▸ **Figure data in JSON**:

┄┄┄┄┄┄

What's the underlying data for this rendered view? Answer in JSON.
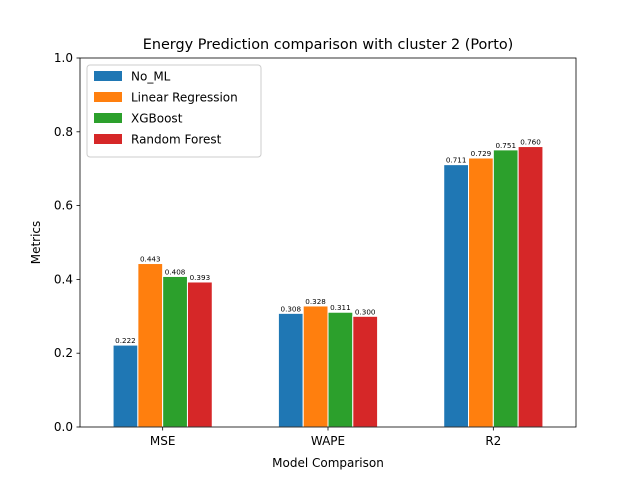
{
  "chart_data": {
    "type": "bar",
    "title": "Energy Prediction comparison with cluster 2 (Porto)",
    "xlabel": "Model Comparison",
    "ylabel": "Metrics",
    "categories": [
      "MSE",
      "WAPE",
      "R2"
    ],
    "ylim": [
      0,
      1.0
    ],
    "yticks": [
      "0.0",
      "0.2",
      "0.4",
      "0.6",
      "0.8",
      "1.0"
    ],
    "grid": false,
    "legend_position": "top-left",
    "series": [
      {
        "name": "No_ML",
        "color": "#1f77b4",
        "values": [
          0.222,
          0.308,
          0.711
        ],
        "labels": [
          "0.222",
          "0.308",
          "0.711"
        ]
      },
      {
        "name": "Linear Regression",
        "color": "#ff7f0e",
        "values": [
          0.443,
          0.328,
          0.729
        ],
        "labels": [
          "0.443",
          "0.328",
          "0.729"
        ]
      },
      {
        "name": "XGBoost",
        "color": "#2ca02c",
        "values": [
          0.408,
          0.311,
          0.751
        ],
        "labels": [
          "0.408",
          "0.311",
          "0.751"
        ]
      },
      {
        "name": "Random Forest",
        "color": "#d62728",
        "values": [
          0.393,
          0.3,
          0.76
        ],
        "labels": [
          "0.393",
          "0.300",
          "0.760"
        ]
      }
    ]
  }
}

┄┄┄┄┄┄

▸ **Stated problem**: In your copy, repeat each record exactly and include no pictures.

▸ **Right answer**:
What's the underlying data for this rendered view? Answer in JSON.
{
  "chart_data": {
    "type": "bar",
    "title": "Energy Prediction comparison with cluster 2 (Porto)",
    "xlabel": "Model Comparison",
    "ylabel": "Metrics",
    "categories": [
      "MSE",
      "WAPE",
      "R2"
    ],
    "ylim": [
      0,
      1.0
    ],
    "yticks": [
      "0.0",
      "0.2",
      "0.4",
      "0.6",
      "0.8",
      "1.0"
    ],
    "grid": false,
    "legend_position": "top-left",
    "series": [
      {
        "name": "No_ML",
        "color": "#1f77b4",
        "values": [
          0.222,
          0.308,
          0.711
        ],
        "labels": [
          "0.222",
          "0.308",
          "0.711"
        ]
      },
      {
        "name": "Linear Regression",
        "color": "#ff7f0e",
        "values": [
          0.443,
          0.328,
          0.729
        ],
        "labels": [
          "0.443",
          "0.328",
          "0.729"
        ]
      },
      {
        "name": "XGBoost",
        "color": "#2ca02c",
        "values": [
          0.408,
          0.311,
          0.751
        ],
        "labels": [
          "0.408",
          "0.311",
          "0.751"
        ]
      },
      {
        "name": "Random Forest",
        "color": "#d62728",
        "values": [
          0.393,
          0.3,
          0.76
        ],
        "labels": [
          "0.393",
          "0.300",
          "0.760"
        ]
      }
    ]
  }
}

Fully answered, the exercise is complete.